* BEGIN Data supplied *
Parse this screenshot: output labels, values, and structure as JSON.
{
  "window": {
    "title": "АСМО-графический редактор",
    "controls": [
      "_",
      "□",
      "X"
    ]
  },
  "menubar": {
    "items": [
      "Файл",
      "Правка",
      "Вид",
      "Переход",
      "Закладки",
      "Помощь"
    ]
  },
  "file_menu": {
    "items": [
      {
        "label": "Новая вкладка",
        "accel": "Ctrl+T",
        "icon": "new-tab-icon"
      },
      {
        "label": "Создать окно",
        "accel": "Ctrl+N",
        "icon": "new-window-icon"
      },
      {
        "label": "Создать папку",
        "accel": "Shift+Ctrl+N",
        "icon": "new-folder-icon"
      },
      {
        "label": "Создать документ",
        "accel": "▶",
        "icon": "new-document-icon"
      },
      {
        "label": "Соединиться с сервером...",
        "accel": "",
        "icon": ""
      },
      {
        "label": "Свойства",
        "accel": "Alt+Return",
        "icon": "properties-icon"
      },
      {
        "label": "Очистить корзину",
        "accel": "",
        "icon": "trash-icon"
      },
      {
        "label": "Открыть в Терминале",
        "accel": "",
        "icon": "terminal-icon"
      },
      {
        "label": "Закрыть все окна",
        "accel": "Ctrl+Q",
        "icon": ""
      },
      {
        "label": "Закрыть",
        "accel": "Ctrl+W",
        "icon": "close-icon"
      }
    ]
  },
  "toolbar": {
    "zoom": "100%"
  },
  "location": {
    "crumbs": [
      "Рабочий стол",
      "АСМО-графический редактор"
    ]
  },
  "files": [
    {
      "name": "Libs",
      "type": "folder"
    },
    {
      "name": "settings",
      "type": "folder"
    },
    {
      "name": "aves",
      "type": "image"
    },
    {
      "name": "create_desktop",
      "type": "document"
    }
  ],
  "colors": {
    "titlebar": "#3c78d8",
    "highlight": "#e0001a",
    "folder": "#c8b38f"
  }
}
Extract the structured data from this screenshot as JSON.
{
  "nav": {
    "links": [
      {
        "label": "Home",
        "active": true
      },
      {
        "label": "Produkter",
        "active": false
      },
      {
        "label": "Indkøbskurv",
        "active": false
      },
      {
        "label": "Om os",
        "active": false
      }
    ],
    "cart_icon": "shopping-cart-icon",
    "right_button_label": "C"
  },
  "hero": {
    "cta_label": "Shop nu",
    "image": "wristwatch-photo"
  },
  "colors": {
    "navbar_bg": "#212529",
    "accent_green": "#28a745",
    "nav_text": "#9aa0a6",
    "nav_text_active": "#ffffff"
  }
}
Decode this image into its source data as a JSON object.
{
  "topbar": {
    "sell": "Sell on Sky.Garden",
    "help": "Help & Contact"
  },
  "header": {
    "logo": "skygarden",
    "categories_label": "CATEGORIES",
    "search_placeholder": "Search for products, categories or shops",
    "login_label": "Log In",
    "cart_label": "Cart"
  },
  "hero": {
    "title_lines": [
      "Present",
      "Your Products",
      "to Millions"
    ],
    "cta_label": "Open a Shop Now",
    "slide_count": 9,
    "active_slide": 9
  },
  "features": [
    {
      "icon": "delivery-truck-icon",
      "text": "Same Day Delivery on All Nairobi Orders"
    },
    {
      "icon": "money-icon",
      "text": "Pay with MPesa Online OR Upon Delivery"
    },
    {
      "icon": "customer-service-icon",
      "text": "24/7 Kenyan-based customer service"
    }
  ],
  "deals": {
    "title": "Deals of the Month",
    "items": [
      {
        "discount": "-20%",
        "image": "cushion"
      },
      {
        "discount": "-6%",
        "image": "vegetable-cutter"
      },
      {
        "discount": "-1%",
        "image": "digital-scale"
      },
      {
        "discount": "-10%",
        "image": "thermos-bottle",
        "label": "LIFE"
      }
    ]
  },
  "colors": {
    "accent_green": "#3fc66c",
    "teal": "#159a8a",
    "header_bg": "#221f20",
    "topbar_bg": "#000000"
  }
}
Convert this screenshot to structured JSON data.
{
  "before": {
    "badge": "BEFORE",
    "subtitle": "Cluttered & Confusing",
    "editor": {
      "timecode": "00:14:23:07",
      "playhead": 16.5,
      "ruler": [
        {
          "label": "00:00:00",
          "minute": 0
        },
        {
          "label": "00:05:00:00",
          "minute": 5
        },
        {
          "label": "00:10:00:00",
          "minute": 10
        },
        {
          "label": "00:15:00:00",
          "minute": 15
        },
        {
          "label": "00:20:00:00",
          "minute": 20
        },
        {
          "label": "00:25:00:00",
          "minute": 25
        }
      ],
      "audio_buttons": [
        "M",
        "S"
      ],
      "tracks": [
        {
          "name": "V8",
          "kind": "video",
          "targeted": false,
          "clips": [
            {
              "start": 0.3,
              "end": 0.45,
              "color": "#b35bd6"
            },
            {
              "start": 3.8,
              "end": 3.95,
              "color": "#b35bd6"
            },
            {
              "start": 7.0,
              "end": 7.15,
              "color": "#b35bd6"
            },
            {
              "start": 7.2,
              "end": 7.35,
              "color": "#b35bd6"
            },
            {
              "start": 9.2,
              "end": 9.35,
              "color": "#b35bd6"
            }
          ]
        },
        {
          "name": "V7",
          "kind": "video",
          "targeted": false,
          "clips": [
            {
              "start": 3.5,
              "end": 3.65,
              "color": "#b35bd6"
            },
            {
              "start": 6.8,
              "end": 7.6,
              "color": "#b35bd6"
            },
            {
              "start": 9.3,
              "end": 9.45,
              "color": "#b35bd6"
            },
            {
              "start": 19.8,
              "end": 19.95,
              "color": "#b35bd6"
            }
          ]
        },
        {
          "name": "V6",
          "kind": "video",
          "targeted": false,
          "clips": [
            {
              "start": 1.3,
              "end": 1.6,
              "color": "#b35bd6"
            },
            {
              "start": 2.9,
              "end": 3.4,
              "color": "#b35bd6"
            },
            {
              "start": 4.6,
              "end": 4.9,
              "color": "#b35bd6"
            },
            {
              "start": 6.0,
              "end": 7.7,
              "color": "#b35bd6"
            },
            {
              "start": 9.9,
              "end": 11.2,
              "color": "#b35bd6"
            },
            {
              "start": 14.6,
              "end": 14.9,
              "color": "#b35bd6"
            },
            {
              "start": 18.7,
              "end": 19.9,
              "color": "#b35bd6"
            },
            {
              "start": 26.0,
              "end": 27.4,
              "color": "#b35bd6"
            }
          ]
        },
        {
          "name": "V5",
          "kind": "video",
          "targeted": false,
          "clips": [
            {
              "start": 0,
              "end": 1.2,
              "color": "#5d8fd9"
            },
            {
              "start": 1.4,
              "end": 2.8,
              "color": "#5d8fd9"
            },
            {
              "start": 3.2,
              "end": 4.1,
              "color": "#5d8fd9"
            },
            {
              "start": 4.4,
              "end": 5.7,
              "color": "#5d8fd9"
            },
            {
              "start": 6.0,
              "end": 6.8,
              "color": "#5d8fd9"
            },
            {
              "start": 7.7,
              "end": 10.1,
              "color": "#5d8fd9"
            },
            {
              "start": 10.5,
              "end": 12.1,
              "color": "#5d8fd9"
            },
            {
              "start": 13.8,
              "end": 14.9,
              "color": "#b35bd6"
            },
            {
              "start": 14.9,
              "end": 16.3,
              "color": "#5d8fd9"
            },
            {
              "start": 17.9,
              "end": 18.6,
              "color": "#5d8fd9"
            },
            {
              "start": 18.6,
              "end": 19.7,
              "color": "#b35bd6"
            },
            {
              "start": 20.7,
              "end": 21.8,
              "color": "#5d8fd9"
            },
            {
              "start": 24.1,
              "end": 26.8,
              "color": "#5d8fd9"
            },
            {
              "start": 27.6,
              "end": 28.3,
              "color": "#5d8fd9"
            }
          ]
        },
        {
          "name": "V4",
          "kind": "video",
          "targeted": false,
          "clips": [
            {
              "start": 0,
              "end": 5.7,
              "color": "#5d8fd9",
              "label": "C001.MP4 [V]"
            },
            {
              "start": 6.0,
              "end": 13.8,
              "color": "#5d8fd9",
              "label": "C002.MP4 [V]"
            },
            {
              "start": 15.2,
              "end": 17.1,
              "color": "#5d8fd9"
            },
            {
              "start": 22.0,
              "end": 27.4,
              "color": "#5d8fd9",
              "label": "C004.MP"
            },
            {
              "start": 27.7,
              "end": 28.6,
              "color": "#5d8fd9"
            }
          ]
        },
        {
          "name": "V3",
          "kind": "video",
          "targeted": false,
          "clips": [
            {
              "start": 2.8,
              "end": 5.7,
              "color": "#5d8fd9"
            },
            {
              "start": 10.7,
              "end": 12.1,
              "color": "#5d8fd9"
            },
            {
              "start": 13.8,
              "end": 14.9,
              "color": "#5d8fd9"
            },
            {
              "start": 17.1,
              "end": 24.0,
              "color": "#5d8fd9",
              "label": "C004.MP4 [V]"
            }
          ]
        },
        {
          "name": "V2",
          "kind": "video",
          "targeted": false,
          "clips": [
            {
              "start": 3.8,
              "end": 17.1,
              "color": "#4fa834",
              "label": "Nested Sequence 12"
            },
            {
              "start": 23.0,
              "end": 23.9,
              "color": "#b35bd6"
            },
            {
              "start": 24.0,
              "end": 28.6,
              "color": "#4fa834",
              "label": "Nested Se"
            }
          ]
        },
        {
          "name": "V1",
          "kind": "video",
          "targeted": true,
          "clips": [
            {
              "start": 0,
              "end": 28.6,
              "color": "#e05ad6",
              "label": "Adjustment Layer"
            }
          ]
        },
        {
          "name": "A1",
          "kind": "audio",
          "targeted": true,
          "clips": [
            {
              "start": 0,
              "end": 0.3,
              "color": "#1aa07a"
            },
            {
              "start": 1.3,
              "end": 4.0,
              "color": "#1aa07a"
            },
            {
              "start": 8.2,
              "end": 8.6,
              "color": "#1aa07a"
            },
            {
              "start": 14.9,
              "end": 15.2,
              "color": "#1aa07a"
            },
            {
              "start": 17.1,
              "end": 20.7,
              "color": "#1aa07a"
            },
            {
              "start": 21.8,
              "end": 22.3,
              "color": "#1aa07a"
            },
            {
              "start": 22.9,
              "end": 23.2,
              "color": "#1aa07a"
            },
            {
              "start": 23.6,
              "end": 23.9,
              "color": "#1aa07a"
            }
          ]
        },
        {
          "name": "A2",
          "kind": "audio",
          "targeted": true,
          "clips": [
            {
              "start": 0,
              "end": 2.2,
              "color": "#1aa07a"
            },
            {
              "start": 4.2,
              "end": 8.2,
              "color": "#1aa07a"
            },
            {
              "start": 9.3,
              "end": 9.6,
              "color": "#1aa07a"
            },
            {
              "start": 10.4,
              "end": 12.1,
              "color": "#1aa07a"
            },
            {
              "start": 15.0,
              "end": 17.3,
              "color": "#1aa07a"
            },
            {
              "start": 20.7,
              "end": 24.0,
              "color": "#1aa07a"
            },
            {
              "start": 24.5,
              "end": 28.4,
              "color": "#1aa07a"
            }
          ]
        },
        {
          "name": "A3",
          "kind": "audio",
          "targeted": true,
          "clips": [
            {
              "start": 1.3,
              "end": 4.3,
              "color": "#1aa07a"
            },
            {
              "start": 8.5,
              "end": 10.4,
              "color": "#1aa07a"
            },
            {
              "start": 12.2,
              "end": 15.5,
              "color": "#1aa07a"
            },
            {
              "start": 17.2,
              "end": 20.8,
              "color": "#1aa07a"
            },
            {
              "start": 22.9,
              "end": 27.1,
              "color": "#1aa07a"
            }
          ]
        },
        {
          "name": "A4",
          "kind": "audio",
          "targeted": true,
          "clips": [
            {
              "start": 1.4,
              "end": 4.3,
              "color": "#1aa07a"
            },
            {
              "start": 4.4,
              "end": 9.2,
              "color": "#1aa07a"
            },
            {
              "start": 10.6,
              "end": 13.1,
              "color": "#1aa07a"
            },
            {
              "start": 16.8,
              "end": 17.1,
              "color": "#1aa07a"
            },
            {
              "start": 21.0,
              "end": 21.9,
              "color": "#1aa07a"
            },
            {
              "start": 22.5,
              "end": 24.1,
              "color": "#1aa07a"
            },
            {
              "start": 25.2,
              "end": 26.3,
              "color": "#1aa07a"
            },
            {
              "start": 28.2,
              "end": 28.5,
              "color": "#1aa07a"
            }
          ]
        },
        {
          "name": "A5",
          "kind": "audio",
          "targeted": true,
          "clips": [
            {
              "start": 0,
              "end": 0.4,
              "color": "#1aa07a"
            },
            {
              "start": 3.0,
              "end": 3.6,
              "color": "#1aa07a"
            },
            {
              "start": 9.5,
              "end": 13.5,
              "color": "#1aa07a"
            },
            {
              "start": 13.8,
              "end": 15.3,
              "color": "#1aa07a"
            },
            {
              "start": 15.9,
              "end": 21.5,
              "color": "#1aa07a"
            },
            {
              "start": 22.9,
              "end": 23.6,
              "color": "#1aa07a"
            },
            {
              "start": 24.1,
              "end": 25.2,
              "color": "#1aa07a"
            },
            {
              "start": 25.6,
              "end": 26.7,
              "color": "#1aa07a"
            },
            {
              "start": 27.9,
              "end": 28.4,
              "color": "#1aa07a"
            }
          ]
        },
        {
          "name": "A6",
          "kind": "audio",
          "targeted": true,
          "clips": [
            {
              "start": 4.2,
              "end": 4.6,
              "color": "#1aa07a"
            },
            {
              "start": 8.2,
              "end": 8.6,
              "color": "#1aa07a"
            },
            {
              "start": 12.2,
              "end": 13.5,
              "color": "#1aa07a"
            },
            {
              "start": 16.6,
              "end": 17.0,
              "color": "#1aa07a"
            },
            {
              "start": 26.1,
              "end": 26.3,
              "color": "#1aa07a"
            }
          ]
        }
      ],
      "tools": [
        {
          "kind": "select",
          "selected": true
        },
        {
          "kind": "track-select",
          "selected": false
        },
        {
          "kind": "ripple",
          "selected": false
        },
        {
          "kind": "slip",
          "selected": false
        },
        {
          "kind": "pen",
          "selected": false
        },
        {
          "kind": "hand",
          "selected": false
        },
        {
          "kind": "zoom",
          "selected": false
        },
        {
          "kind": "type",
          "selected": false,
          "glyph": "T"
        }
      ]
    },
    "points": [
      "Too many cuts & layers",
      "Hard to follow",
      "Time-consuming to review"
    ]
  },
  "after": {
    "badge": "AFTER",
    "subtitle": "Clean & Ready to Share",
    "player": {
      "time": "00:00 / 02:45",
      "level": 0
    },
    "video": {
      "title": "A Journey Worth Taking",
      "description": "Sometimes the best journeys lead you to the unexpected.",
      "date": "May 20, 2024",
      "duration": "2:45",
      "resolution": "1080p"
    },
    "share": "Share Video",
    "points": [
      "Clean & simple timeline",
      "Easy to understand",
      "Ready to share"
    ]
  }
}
* END Data supplied *
| Short problem |
Pick out every line above that contains the word "Nested" and copy it.

| Solved problem |
              "label": "Nested Sequence 12"
              "label": "Nested Se"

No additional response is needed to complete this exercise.